* **Problem**: All of the material below is to be restated word for word, apart from the pictures.

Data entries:
··········
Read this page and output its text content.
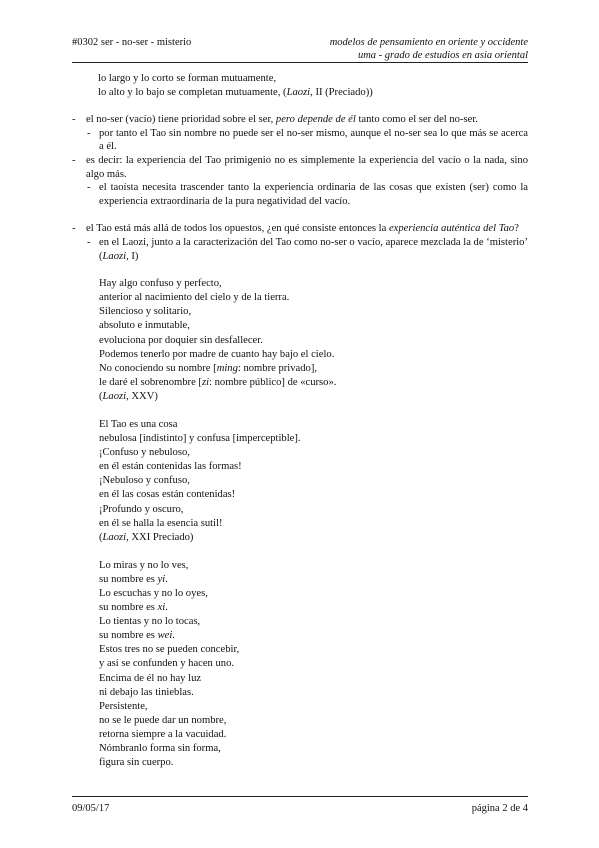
#0302 ser - no-ser - misterio	modelos de pensamiento en oriente y occidente
uma - grado de estudios en asia oriental
lo largo y lo corto se forman mutuamente,
lo alto y lo bajo se completan mutuamente, (Laozi, II (Preciado))
- el no-ser (vacío) tiene prioridad sobre el ser, pero depende de él tanto como el ser del no-ser.
- por tanto el Tao sin nombre no puede ser el no-ser mismo, aunque el no-ser sea lo que más se acerca a él.
- es decir: la experiencia del Tao primigenio no es simplemente la experiencia del vacío o la nada, sino algo más.
- el taoísta necesita trascender tanto la experiencia ordinaria de las cosas que existen (ser) como la experiencia extraordinaria de la pura negatividad del vacío.
- el Tao está más allá de todos los opuestos, ¿en qué consiste entonces la experiencia auténtica del Tao?
- en el Laozi, junto a la caracterización del Tao como no-ser o vacío, aparece mezclada la de ‘misterio’ (Laozi, I)
Hay algo confuso y perfecto,
anterior al nacimiento del cielo y de la tierra.
Silencioso y solitario,
absoluto e inmutable,
evoluciona por doquier sin desfallecer.
Podemos tenerlo por madre de cuanto hay bajo el cielo.
No conociendo su nombre [ming: nombre privado],
le daré el sobrenombre [zi: nombre público] de «curso».
(Laozi, XXV)
El Tao es una cosa
nebulosa [indistinto] y confusa [imperceptible].
¡Confuso y nebuloso,
en él están contenidas las formas!
¡Nebuloso y confuso,
en él las cosas están contenidas!
¡Profundo y oscuro,
en él se halla la esencia sutil!
(Laozi, XXI Preciado)
Lo miras y no lo ves,
su nombre es yi.
Lo escuchas y no lo oyes,
su nombre es xi.
Lo tientas y no lo tocas,
su nombre es wei.
Estos tres no se pueden concebir,
y así se confunden y hacen uno.
Encima de él no hay luz
ni debajo las tinieblas.
Persistente,
no se le puede dar un nombre,
retorna siempre a la vacuidad.
Nómbranlo forma sin forma,
figura sin cuerpo.
09/05/17	página 2 de 4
··········
* **Answer in full**:
Read this page and output its text content.
#0302 ser - no-ser - misterio	modelos de pensamiento en oriente y occidente
uma - grado de estudios en asia oriental
lo largo y lo corto se forman mutuamente,
lo alto y lo bajo se completan mutuamente, (Laozi, II (Preciado))
- el no-ser (vacío) tiene prioridad sobre el ser, pero depende de él tanto como el ser del no-ser.
- por tanto el Tao sin nombre no puede ser el no-ser mismo, aunque el no-ser sea lo que más se acerca a él.
- es decir: la experiencia del Tao primigenio no es simplemente la experiencia del vacío o la nada, sino algo más.
- el taoísta necesita trascender tanto la experiencia ordinaria de las cosas que existen (ser) como la experiencia extraordinaria de la pura negatividad del vacío.
- el Tao está más allá de todos los opuestos, ¿en qué consiste entonces la experiencia auténtica del Tao?
- en el Laozi, junto a la caracterización del Tao como no-ser o vacío, aparece mezclada la de ‘misterio’ (Laozi, I)
Hay algo confuso y perfecto,
anterior al nacimiento del cielo y de la tierra.
Silencioso y solitario,
absoluto e inmutable,
evoluciona por doquier sin desfallecer.
Podemos tenerlo por madre de cuanto hay bajo el cielo.
No conociendo su nombre [ming: nombre privado],
le daré el sobrenombre [zi: nombre público] de «curso».
(Laozi, XXV)
El Tao es una cosa
nebulosa [indistinto] y confusa [imperceptible].
¡Confuso y nebuloso,
en él están contenidas las formas!
¡Nebuloso y confuso,
en él las cosas están contenidas!
¡Profundo y oscuro,
en él se halla la esencia sutil!
(Laozi, XXI Preciado)
Lo miras y no lo ves,
su nombre es yi.
Lo escuchas y no lo oyes,
su nombre es xi.
Lo tientas y no lo tocas,
su nombre es wei.
Estos tres no se pueden concebir,
y así se confunden y hacen uno.
Encima de él no hay luz
ni debajo las tinieblas.
Persistente,
no se le puede dar un nombre,
retorna siempre a la vacuidad.
Nómbranlo forma sin forma,
figura sin cuerpo.
09/05/17	página 2 de 4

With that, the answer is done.